-- Listing start --

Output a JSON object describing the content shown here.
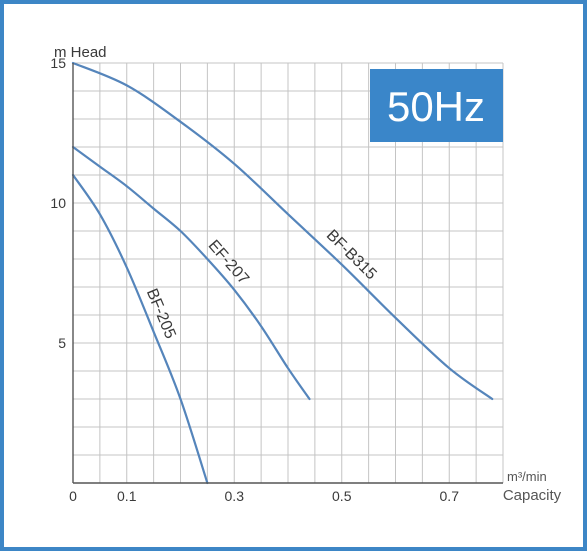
{
  "chart_data": {
    "type": "line",
    "badge": "50Hz",
    "y_axis_label": "m Head",
    "x_axis_unit": "m³/min",
    "x_axis_label": "Capacity",
    "xlim": [
      0,
      0.8
    ],
    "ylim": [
      0,
      15
    ],
    "x_ticks": [
      {
        "value": 0,
        "label": "0"
      },
      {
        "value": 0.1,
        "label": "0.1"
      },
      {
        "value": 0.3,
        "label": "0.3"
      },
      {
        "value": 0.5,
        "label": "0.5"
      },
      {
        "value": 0.7,
        "label": "0.7"
      }
    ],
    "y_ticks": [
      {
        "value": 15,
        "label": "15"
      },
      {
        "value": 10,
        "label": "10"
      },
      {
        "value": 5,
        "label": "5"
      }
    ],
    "x_grid_step": 0.05,
    "y_grid_step": 1,
    "grid": true,
    "series": [
      {
        "name": "BF-B315",
        "x": [
          0,
          0.1,
          0.2,
          0.3,
          0.4,
          0.5,
          0.6,
          0.7,
          0.78
        ],
        "y": [
          15,
          14.2,
          12.9,
          11.4,
          9.6,
          7.8,
          5.9,
          4.1,
          3.0
        ]
      },
      {
        "name": "EF-207",
        "x": [
          0,
          0.05,
          0.1,
          0.15,
          0.2,
          0.25,
          0.3,
          0.35,
          0.4,
          0.44
        ],
        "y": [
          12,
          11.3,
          10.6,
          9.8,
          9.0,
          8.0,
          6.9,
          5.6,
          4.1,
          3.0
        ]
      },
      {
        "name": "BF-205",
        "x": [
          0,
          0.05,
          0.1,
          0.15,
          0.2,
          0.25
        ],
        "y": [
          11,
          9.6,
          7.7,
          5.4,
          3.0,
          0
        ]
      }
    ],
    "label_anchor_x": {
      "BF-B315": 0.5,
      "EF-207": 0.27,
      "BF-205": 0.14
    },
    "colors": {
      "curve": "#5585bb",
      "frame": "#3d86c6",
      "badge_bg": "#3a86c9",
      "badge_text": "#ffffff",
      "grid": "#c4c4c4",
      "axis": "#555555"
    }
  }
}
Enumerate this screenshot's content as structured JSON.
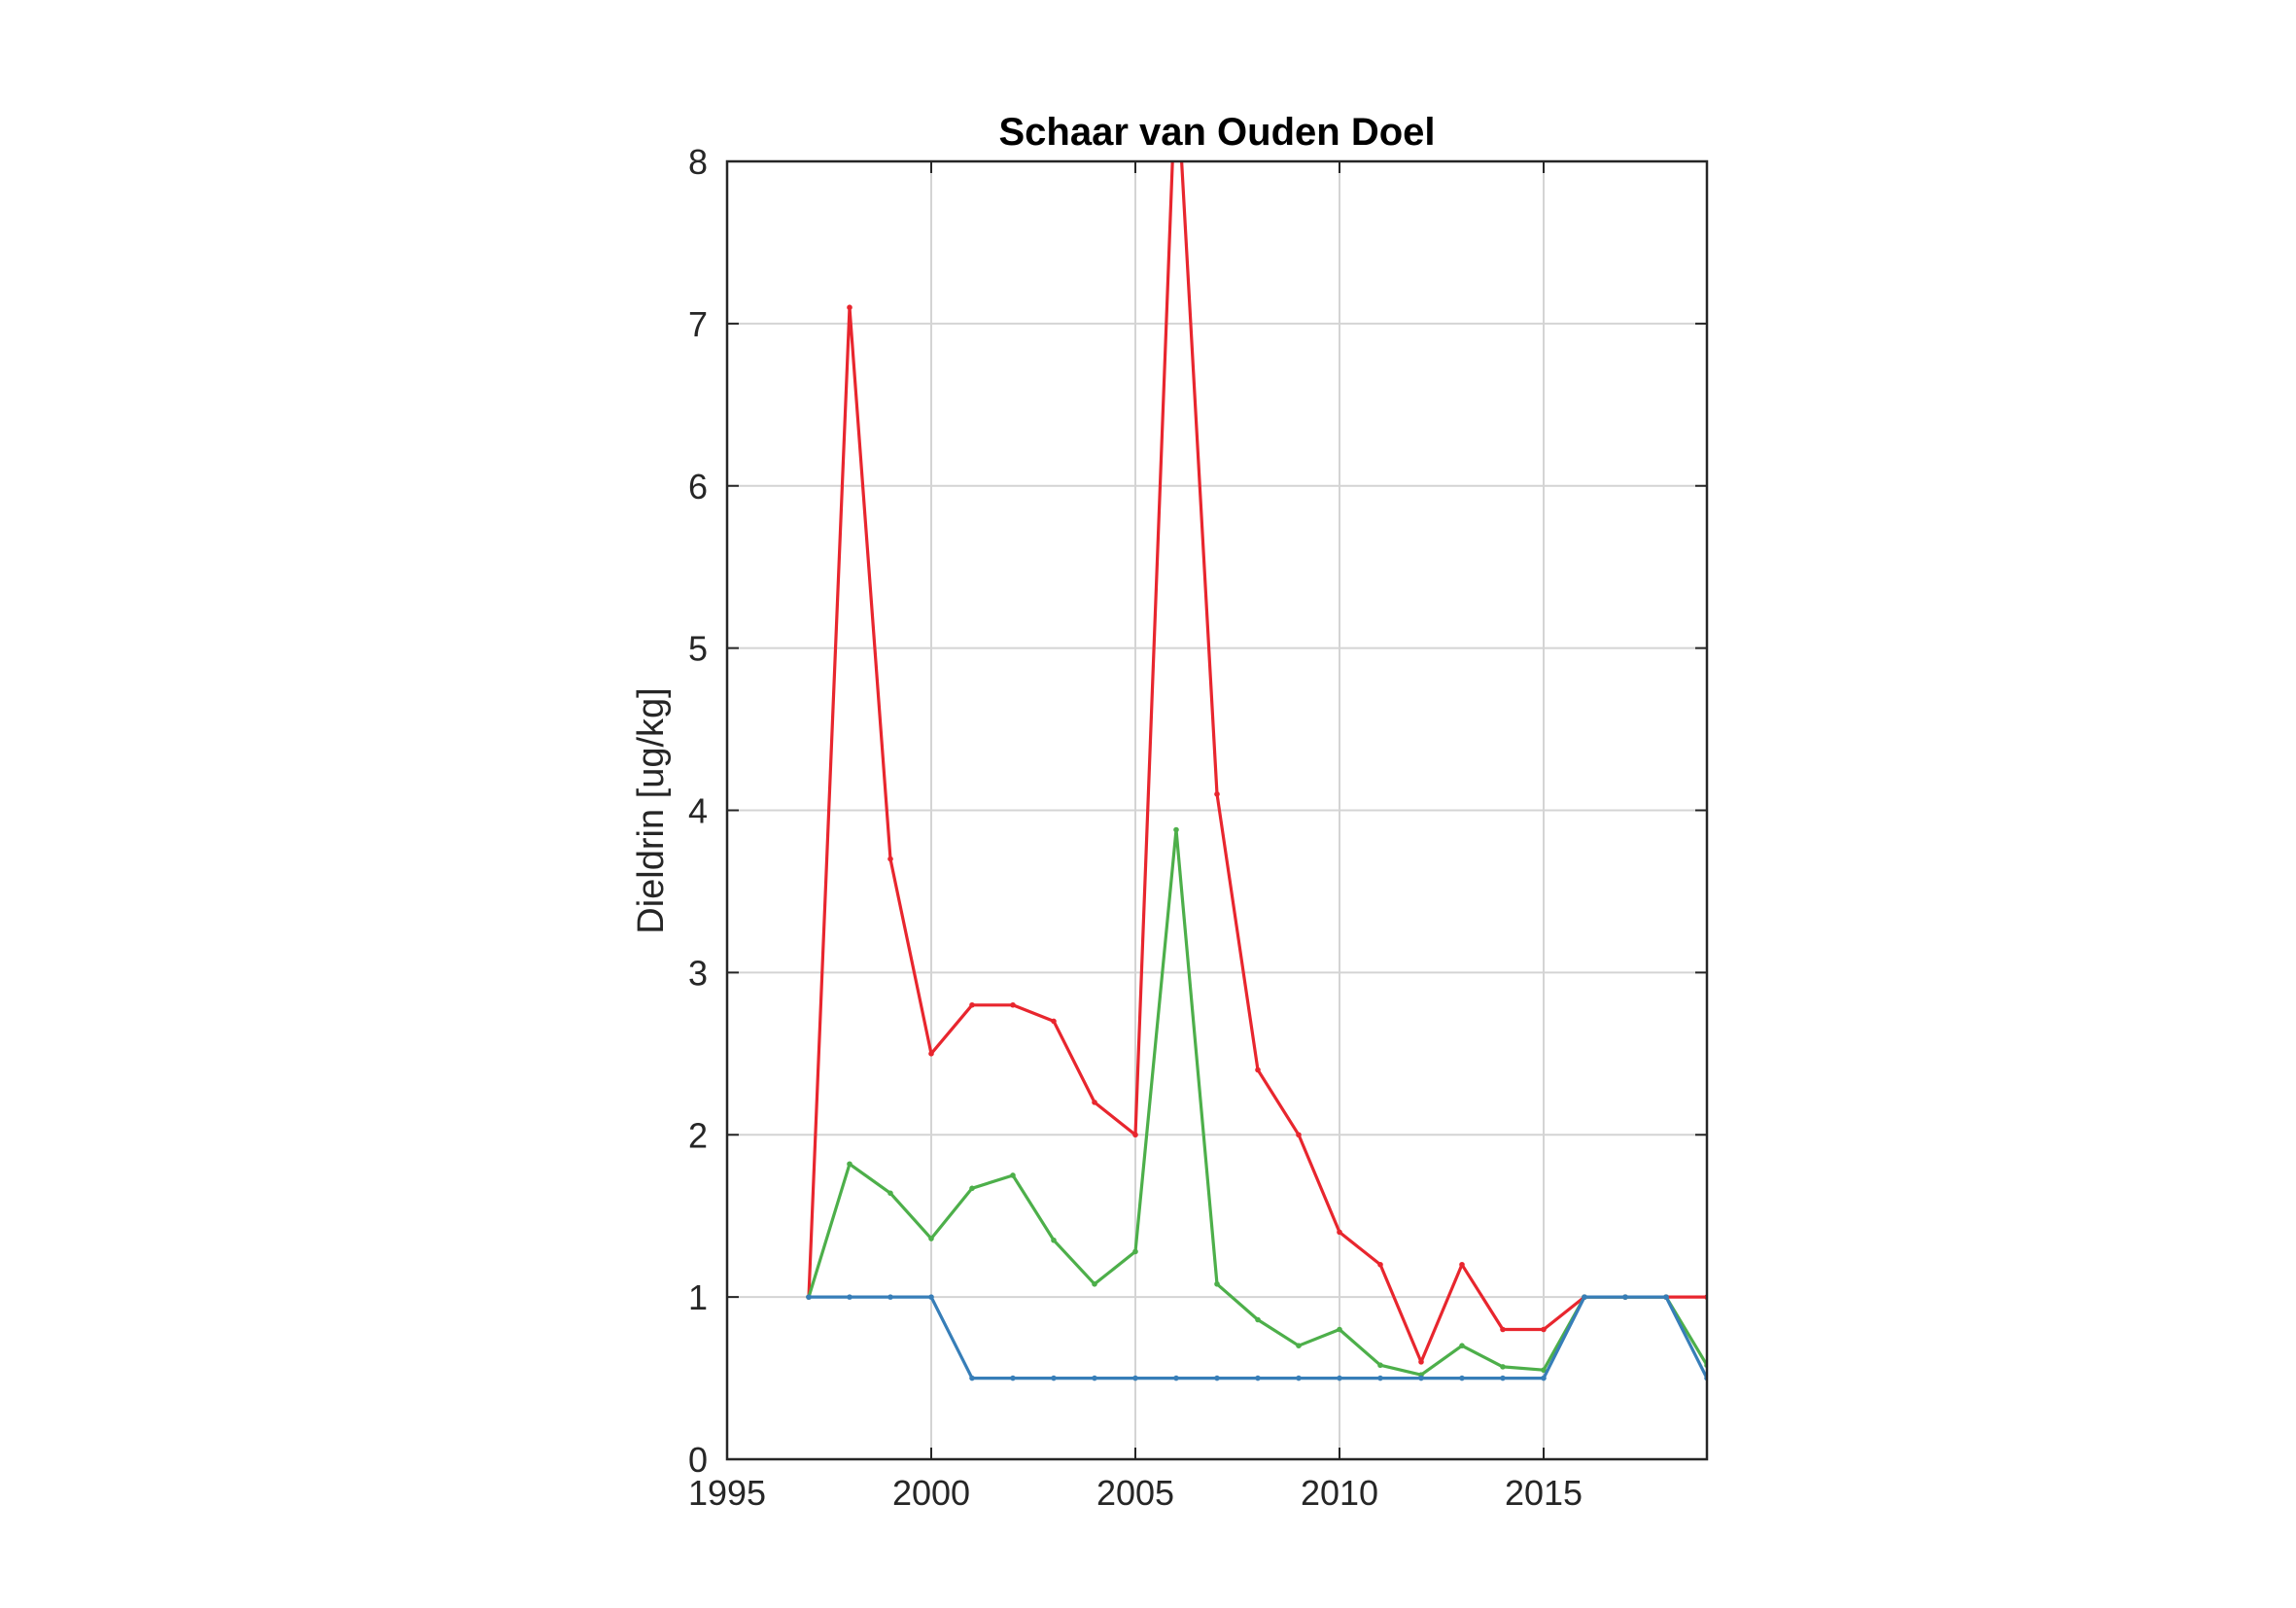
{
  "chart_data": {
    "type": "line",
    "title": "Schaar van Ouden Doel",
    "xlabel": "",
    "ylabel": "Dieldrin [ug/kg]",
    "xlim": [
      1995,
      2019
    ],
    "ylim": [
      0,
      8
    ],
    "xticks": [
      1995,
      2000,
      2005,
      2010,
      2015
    ],
    "yticks": [
      0,
      1,
      2,
      3,
      4,
      5,
      6,
      7,
      8
    ],
    "grid": true,
    "x": [
      1997,
      1998,
      1999,
      2000,
      2001,
      2002,
      2003,
      2004,
      2005,
      2006,
      2007,
      2008,
      2009,
      2010,
      2011,
      2012,
      2013,
      2014,
      2015,
      2016,
      2017,
      2018,
      2019
    ],
    "series": [
      {
        "color": "#e8262e",
        "values": [
          1,
          7.1,
          3.7,
          2.5,
          2.8,
          2.8,
          2.7,
          2.2,
          2.0,
          8.6,
          4.1,
          2.4,
          2.0,
          1.4,
          1.2,
          0.6,
          1.2,
          0.8,
          0.8,
          1,
          1,
          1,
          1
        ]
      },
      {
        "color": "#4daf4a",
        "values": [
          1,
          1.82,
          1.64,
          1.36,
          1.67,
          1.75,
          1.35,
          1.08,
          1.28,
          3.88,
          1.08,
          0.86,
          0.7,
          0.8,
          0.58,
          0.52,
          0.7,
          0.57,
          0.55,
          1,
          1,
          1,
          0.58
        ]
      },
      {
        "color": "#377eb8",
        "values": [
          1,
          1,
          1,
          1,
          0.5,
          0.5,
          0.5,
          0.5,
          0.5,
          0.5,
          0.5,
          0.5,
          0.5,
          0.5,
          0.5,
          0.5,
          0.5,
          0.5,
          0.5,
          1,
          1,
          1,
          0.5
        ]
      }
    ]
  }
}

-- Listing end --

» **Your instructions**
Copy the records above exactly. The pictures are not part of the copy.

» **Completed exercise**
Output a JSON object describing the content shown here.
{
  "chart_data": {
    "type": "line",
    "badge": "50Hz",
    "y_axis_label": "m Head",
    "x_axis_unit": "m³/min",
    "x_axis_label": "Capacity",
    "xlim": [
      0,
      0.8
    ],
    "ylim": [
      0,
      15
    ],
    "x_ticks": [
      {
        "value": 0,
        "label": "0"
      },
      {
        "value": 0.1,
        "label": "0.1"
      },
      {
        "value": 0.3,
        "label": "0.3"
      },
      {
        "value": 0.5,
        "label": "0.5"
      },
      {
        "value": 0.7,
        "label": "0.7"
      }
    ],
    "y_ticks": [
      {
        "value": 15,
        "label": "15"
      },
      {
        "value": 10,
        "label": "10"
      },
      {
        "value": 5,
        "label": "5"
      }
    ],
    "x_grid_step": 0.05,
    "y_grid_step": 1,
    "grid": true,
    "series": [
      {
        "name": "BF-B315",
        "x": [
          0,
          0.1,
          0.2,
          0.3,
          0.4,
          0.5,
          0.6,
          0.7,
          0.78
        ],
        "y": [
          15,
          14.2,
          12.9,
          11.4,
          9.6,
          7.8,
          5.9,
          4.1,
          3.0
        ]
      },
      {
        "name": "EF-207",
        "x": [
          0,
          0.05,
          0.1,
          0.15,
          0.2,
          0.25,
          0.3,
          0.35,
          0.4,
          0.44
        ],
        "y": [
          12,
          11.3,
          10.6,
          9.8,
          9.0,
          8.0,
          6.9,
          5.6,
          4.1,
          3.0
        ]
      },
      {
        "name": "BF-205",
        "x": [
          0,
          0.05,
          0.1,
          0.15,
          0.2,
          0.25
        ],
        "y": [
          11,
          9.6,
          7.7,
          5.4,
          3.0,
          0
        ]
      }
    ],
    "label_anchor_x": {
      "BF-B315": 0.5,
      "EF-207": 0.27,
      "BF-205": 0.14
    },
    "colors": {
      "curve": "#5585bb",
      "frame": "#3d86c6",
      "badge_bg": "#3a86c9",
      "badge_text": "#ffffff",
      "grid": "#c4c4c4",
      "axis": "#555555"
    }
  }
}
Enumerate this screenshot's content as structured JSON.
{
  "chart_data": {
    "type": "line",
    "title": "Schaar van Ouden Doel",
    "xlabel": "",
    "ylabel": "Dieldrin [ug/kg]",
    "xlim": [
      1995,
      2019
    ],
    "ylim": [
      0,
      8
    ],
    "xticks": [
      1995,
      2000,
      2005,
      2010,
      2015
    ],
    "yticks": [
      0,
      1,
      2,
      3,
      4,
      5,
      6,
      7,
      8
    ],
    "grid": true,
    "x": [
      1997,
      1998,
      1999,
      2000,
      2001,
      2002,
      2003,
      2004,
      2005,
      2006,
      2007,
      2008,
      2009,
      2010,
      2011,
      2012,
      2013,
      2014,
      2015,
      2016,
      2017,
      2018,
      2019
    ],
    "series": [
      {
        "color": "#e8262e",
        "values": [
          1,
          7.1,
          3.7,
          2.5,
          2.8,
          2.8,
          2.7,
          2.2,
          2.0,
          8.6,
          4.1,
          2.4,
          2.0,
          1.4,
          1.2,
          0.6,
          1.2,
          0.8,
          0.8,
          1,
          1,
          1,
          1
        ]
      },
      {
        "color": "#4daf4a",
        "values": [
          1,
          1.82,
          1.64,
          1.36,
          1.67,
          1.75,
          1.35,
          1.08,
          1.28,
          3.88,
          1.08,
          0.86,
          0.7,
          0.8,
          0.58,
          0.52,
          0.7,
          0.57,
          0.55,
          1,
          1,
          1,
          0.58
        ]
      },
      {
        "color": "#377eb8",
        "values": [
          1,
          1,
          1,
          1,
          0.5,
          0.5,
          0.5,
          0.5,
          0.5,
          0.5,
          0.5,
          0.5,
          0.5,
          0.5,
          0.5,
          0.5,
          0.5,
          0.5,
          0.5,
          1,
          1,
          1,
          0.5
        ]
      }
    ]
  }
}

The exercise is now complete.